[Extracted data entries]
»»

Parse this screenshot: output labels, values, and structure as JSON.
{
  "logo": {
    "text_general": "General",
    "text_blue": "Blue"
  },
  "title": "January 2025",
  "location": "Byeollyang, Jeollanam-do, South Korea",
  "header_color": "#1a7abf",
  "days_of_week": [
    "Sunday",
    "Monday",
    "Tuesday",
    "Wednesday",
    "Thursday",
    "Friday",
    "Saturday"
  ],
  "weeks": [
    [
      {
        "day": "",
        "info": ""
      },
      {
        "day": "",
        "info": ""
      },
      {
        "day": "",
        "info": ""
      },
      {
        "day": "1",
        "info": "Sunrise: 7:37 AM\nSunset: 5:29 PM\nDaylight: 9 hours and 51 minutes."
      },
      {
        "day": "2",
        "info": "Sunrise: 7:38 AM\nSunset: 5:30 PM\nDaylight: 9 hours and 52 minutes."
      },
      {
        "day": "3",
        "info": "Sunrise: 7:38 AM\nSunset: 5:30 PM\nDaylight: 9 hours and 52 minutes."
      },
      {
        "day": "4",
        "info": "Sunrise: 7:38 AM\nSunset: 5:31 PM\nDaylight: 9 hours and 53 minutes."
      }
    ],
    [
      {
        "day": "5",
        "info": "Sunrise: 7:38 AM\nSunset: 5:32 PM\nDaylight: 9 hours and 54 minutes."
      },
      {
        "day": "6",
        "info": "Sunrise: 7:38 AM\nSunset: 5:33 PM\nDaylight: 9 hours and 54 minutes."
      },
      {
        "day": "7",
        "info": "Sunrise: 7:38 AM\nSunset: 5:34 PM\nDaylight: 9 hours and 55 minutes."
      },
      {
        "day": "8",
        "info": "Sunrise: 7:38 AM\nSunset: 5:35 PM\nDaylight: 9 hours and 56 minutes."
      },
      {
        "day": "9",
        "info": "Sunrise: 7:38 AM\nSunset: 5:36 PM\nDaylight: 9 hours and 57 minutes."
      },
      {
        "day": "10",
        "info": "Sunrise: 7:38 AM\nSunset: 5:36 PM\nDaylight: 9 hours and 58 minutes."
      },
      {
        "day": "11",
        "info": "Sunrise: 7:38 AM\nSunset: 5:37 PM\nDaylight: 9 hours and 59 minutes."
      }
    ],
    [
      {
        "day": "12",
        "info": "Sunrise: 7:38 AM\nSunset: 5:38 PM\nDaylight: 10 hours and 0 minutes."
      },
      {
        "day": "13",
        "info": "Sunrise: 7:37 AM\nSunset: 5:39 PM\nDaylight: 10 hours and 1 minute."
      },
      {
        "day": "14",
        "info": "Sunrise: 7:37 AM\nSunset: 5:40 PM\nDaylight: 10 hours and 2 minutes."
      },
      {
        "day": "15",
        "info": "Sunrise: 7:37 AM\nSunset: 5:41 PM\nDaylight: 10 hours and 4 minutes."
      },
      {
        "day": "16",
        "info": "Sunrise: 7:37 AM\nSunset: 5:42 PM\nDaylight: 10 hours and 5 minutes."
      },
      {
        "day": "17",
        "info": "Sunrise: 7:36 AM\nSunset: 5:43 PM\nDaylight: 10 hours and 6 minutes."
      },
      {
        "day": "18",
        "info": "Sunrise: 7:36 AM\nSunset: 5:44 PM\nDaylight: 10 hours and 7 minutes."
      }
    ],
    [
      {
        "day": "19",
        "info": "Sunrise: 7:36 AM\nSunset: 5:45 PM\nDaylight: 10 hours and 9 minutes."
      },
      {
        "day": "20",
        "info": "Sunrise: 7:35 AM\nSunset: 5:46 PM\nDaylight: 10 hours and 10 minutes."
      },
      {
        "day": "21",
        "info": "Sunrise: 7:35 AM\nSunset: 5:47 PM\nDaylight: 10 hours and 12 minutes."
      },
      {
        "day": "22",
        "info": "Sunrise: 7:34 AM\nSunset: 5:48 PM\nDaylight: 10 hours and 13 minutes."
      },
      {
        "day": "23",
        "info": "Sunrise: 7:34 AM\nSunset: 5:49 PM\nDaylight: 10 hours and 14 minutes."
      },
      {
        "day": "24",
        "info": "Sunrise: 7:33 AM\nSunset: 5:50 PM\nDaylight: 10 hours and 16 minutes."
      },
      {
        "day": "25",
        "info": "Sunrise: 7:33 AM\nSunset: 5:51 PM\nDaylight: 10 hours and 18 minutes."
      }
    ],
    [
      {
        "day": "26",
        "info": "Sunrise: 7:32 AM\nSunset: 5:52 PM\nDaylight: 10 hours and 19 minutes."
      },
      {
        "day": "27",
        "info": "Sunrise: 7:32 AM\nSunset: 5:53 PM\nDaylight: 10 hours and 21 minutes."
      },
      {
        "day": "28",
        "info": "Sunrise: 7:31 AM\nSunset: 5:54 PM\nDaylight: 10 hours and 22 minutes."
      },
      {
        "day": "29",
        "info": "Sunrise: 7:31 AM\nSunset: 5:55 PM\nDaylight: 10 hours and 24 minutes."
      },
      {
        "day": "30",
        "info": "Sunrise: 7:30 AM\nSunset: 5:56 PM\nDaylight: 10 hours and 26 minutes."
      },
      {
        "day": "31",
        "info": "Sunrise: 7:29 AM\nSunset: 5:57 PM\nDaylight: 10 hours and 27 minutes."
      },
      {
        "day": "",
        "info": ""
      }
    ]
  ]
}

««

Write out the records shown above, exactly as they appear.

**Task response:**
Parse this screenshot: output labels, values, and structure as JSON.
{
  "logo": {
    "text_general": "General",
    "text_blue": "Blue"
  },
  "title": "January 2025",
  "location": "Byeollyang, Jeollanam-do, South Korea",
  "header_color": "#1a7abf",
  "days_of_week": [
    "Sunday",
    "Monday",
    "Tuesday",
    "Wednesday",
    "Thursday",
    "Friday",
    "Saturday"
  ],
  "weeks": [
    [
      {
        "day": "",
        "info": ""
      },
      {
        "day": "",
        "info": ""
      },
      {
        "day": "",
        "info": ""
      },
      {
        "day": "1",
        "info": "Sunrise: 7:37 AM\nSunset: 5:29 PM\nDaylight: 9 hours and 51 minutes."
      },
      {
        "day": "2",
        "info": "Sunrise: 7:38 AM\nSunset: 5:30 PM\nDaylight: 9 hours and 52 minutes."
      },
      {
        "day": "3",
        "info": "Sunrise: 7:38 AM\nSunset: 5:30 PM\nDaylight: 9 hours and 52 minutes."
      },
      {
        "day": "4",
        "info": "Sunrise: 7:38 AM\nSunset: 5:31 PM\nDaylight: 9 hours and 53 minutes."
      }
    ],
    [
      {
        "day": "5",
        "info": "Sunrise: 7:38 AM\nSunset: 5:32 PM\nDaylight: 9 hours and 54 minutes."
      },
      {
        "day": "6",
        "info": "Sunrise: 7:38 AM\nSunset: 5:33 PM\nDaylight: 9 hours and 54 minutes."
      },
      {
        "day": "7",
        "info": "Sunrise: 7:38 AM\nSunset: 5:34 PM\nDaylight: 9 hours and 55 minutes."
      },
      {
        "day": "8",
        "info": "Sunrise: 7:38 AM\nSunset: 5:35 PM\nDaylight: 9 hours and 56 minutes."
      },
      {
        "day": "9",
        "info": "Sunrise: 7:38 AM\nSunset: 5:36 PM\nDaylight: 9 hours and 57 minutes."
      },
      {
        "day": "10",
        "info": "Sunrise: 7:38 AM\nSunset: 5:36 PM\nDaylight: 9 hours and 58 minutes."
      },
      {
        "day": "11",
        "info": "Sunrise: 7:38 AM\nSunset: 5:37 PM\nDaylight: 9 hours and 59 minutes."
      }
    ],
    [
      {
        "day": "12",
        "info": "Sunrise: 7:38 AM\nSunset: 5:38 PM\nDaylight: 10 hours and 0 minutes."
      },
      {
        "day": "13",
        "info": "Sunrise: 7:37 AM\nSunset: 5:39 PM\nDaylight: 10 hours and 1 minute."
      },
      {
        "day": "14",
        "info": "Sunrise: 7:37 AM\nSunset: 5:40 PM\nDaylight: 10 hours and 2 minutes."
      },
      {
        "day": "15",
        "info": "Sunrise: 7:37 AM\nSunset: 5:41 PM\nDaylight: 10 hours and 4 minutes."
      },
      {
        "day": "16",
        "info": "Sunrise: 7:37 AM\nSunset: 5:42 PM\nDaylight: 10 hours and 5 minutes."
      },
      {
        "day": "17",
        "info": "Sunrise: 7:36 AM\nSunset: 5:43 PM\nDaylight: 10 hours and 6 minutes."
      },
      {
        "day": "18",
        "info": "Sunrise: 7:36 AM\nSunset: 5:44 PM\nDaylight: 10 hours and 7 minutes."
      }
    ],
    [
      {
        "day": "19",
        "info": "Sunrise: 7:36 AM\nSunset: 5:45 PM\nDaylight: 10 hours and 9 minutes."
      },
      {
        "day": "20",
        "info": "Sunrise: 7:35 AM\nSunset: 5:46 PM\nDaylight: 10 hours and 10 minutes."
      },
      {
        "day": "21",
        "info": "Sunrise: 7:35 AM\nSunset: 5:47 PM\nDaylight: 10 hours and 12 minutes."
      },
      {
        "day": "22",
        "info": "Sunrise: 7:34 AM\nSunset: 5:48 PM\nDaylight: 10 hours and 13 minutes."
      },
      {
        "day": "23",
        "info": "Sunrise: 7:34 AM\nSunset: 5:49 PM\nDaylight: 10 hours and 14 minutes."
      },
      {
        "day": "24",
        "info": "Sunrise: 7:33 AM\nSunset: 5:50 PM\nDaylight: 10 hours and 16 minutes."
      },
      {
        "day": "25",
        "info": "Sunrise: 7:33 AM\nSunset: 5:51 PM\nDaylight: 10 hours and 18 minutes."
      }
    ],
    [
      {
        "day": "26",
        "info": "Sunrise: 7:32 AM\nSunset: 5:52 PM\nDaylight: 10 hours and 19 minutes."
      },
      {
        "day": "27",
        "info": "Sunrise: 7:32 AM\nSunset: 5:53 PM\nDaylight: 10 hours and 21 minutes."
      },
      {
        "day": "28",
        "info": "Sunrise: 7:31 AM\nSunset: 5:54 PM\nDaylight: 10 hours and 22 minutes."
      },
      {
        "day": "29",
        "info": "Sunrise: 7:31 AM\nSunset: 5:55 PM\nDaylight: 10 hours and 24 minutes."
      },
      {
        "day": "30",
        "info": "Sunrise: 7:30 AM\nSunset: 5:56 PM\nDaylight: 10 hours and 26 minutes."
      },
      {
        "day": "31",
        "info": "Sunrise: 7:29 AM\nSunset: 5:57 PM\nDaylight: 10 hours and 27 minutes."
      },
      {
        "day": "",
        "info": ""
      }
    ]
  ]
}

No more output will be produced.